- _Description of the task_
Print the following material line for line, leaving every character unchanged.

- _Dataset entries_
##############################

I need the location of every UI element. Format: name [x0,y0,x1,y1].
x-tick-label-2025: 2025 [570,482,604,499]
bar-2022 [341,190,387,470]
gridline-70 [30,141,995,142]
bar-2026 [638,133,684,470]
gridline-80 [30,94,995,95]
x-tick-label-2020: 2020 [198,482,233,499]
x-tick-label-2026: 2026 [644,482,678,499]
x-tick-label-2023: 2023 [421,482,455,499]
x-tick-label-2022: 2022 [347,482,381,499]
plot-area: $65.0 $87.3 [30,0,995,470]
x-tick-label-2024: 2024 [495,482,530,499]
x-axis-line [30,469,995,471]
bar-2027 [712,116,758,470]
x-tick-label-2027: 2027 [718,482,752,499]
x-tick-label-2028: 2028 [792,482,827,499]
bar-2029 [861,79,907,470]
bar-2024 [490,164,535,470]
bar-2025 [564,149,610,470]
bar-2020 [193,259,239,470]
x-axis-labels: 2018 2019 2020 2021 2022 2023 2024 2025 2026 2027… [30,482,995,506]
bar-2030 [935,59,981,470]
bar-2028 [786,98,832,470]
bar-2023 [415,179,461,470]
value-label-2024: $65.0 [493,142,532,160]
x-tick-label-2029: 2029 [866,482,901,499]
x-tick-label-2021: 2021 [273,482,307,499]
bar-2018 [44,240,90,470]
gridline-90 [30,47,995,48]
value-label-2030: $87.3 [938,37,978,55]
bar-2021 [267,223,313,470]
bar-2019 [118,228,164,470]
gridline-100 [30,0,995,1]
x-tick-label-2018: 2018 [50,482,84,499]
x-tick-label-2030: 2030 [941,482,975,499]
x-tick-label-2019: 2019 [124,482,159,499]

##############################

- _Full answer_
I need the location of every UI element. Format: name [x0,y0,x1,y1].
x-tick-label-2025: 2025 [570,482,604,499]
bar-2022 [341,190,387,470]
gridline-70 [30,141,995,142]
bar-2026 [638,133,684,470]
gridline-80 [30,94,995,95]
x-tick-label-2020: 2020 [198,482,233,499]
x-tick-label-2026: 2026 [644,482,678,499]
x-tick-label-2023: 2023 [421,482,455,499]
x-tick-label-2022: 2022 [347,482,381,499]
plot-area: $65.0 $87.3 [30,0,995,470]
x-tick-label-2024: 2024 [495,482,530,499]
x-axis-line [30,469,995,471]
bar-2027 [712,116,758,470]
x-tick-label-2027: 2027 [718,482,752,499]
x-tick-label-2028: 2028 [792,482,827,499]
bar-2029 [861,79,907,470]
bar-2024 [490,164,535,470]
bar-2025 [564,149,610,470]
bar-2020 [193,259,239,470]
x-axis-labels: 2018 2019 2020 2021 2022 2023 2024 2025 2026 2027… [30,482,995,506]
bar-2030 [935,59,981,470]
bar-2028 [786,98,832,470]
bar-2023 [415,179,461,470]
value-label-2024: $65.0 [493,142,532,160]
x-tick-label-2029: 2029 [866,482,901,499]
x-tick-label-2021: 2021 [273,482,307,499]
bar-2018 [44,240,90,470]
gridline-90 [30,47,995,48]
value-label-2030: $87.3 [938,37,978,55]
bar-2021 [267,223,313,470]
bar-2019 [118,228,164,470]
gridline-100 [30,0,995,1]
x-tick-label-2018: 2018 [50,482,84,499]
x-tick-label-2030: 2030 [941,482,975,499]
x-tick-label-2019: 2019 [124,482,159,499]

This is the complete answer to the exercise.